# [Data records]
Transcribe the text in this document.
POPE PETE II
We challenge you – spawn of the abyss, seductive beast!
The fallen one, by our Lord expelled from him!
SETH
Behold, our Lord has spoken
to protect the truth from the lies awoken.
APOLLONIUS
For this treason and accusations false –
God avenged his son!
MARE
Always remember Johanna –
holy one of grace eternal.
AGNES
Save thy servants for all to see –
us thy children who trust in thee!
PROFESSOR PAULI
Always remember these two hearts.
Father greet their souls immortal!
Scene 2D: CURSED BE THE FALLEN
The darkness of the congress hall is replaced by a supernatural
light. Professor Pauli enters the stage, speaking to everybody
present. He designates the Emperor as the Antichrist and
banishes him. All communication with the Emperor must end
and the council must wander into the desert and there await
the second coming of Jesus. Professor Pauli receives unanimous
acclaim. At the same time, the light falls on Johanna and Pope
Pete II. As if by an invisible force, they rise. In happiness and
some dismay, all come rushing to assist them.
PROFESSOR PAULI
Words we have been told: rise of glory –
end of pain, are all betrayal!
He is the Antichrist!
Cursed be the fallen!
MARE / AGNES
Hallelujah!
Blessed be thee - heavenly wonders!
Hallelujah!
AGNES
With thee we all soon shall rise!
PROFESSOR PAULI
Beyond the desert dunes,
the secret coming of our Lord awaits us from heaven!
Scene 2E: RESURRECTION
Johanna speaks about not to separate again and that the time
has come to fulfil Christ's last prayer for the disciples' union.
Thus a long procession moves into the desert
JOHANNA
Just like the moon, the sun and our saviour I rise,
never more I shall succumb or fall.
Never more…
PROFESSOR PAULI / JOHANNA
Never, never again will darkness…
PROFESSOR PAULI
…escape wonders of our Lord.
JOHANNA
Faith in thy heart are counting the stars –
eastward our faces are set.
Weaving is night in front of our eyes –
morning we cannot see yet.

...

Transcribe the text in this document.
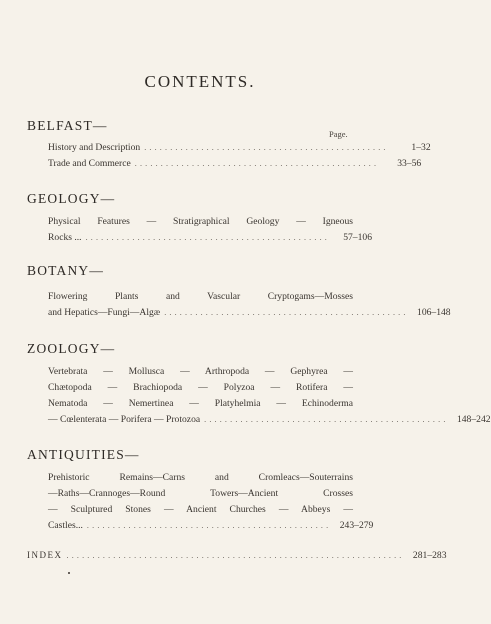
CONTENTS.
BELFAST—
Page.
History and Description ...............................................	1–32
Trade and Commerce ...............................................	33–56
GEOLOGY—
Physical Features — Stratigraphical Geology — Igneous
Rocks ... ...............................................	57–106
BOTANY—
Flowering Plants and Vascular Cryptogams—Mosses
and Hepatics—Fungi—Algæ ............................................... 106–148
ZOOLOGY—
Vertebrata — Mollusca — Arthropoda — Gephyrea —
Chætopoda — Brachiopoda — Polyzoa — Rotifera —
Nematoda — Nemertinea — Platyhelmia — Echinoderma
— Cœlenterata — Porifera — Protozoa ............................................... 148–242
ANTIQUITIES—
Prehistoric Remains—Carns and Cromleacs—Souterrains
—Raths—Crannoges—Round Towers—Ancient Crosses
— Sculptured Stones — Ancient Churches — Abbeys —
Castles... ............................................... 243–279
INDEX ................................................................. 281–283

* * *

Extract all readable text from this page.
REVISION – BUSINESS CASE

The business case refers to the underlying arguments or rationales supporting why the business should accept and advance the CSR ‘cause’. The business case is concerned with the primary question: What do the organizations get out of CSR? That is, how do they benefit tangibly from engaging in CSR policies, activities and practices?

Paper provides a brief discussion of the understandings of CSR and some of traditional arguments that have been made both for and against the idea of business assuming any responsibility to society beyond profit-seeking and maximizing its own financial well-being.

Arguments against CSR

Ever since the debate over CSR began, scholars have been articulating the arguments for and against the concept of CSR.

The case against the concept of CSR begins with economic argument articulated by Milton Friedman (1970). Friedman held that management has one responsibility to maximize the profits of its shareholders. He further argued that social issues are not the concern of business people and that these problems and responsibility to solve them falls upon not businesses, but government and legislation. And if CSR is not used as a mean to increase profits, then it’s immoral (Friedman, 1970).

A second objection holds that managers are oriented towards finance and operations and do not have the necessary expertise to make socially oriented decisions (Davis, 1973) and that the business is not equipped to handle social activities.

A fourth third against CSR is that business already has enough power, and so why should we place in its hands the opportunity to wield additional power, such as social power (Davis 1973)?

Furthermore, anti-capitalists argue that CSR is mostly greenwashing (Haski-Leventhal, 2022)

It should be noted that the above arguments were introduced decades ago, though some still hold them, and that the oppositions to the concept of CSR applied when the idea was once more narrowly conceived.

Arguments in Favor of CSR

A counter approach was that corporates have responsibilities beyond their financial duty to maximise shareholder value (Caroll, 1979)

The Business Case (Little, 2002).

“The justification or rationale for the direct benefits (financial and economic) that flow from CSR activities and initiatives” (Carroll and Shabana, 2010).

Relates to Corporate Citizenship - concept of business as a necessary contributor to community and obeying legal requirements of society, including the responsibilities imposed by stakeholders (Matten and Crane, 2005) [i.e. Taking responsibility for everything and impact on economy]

# [Exercise directions]
From the records above, pull out every line containing the word "light".

# [The answer]
light. Professor Pauli enters the stage, speaking to everybody
acclaim. At the same time, the light falls on Johanna and Pope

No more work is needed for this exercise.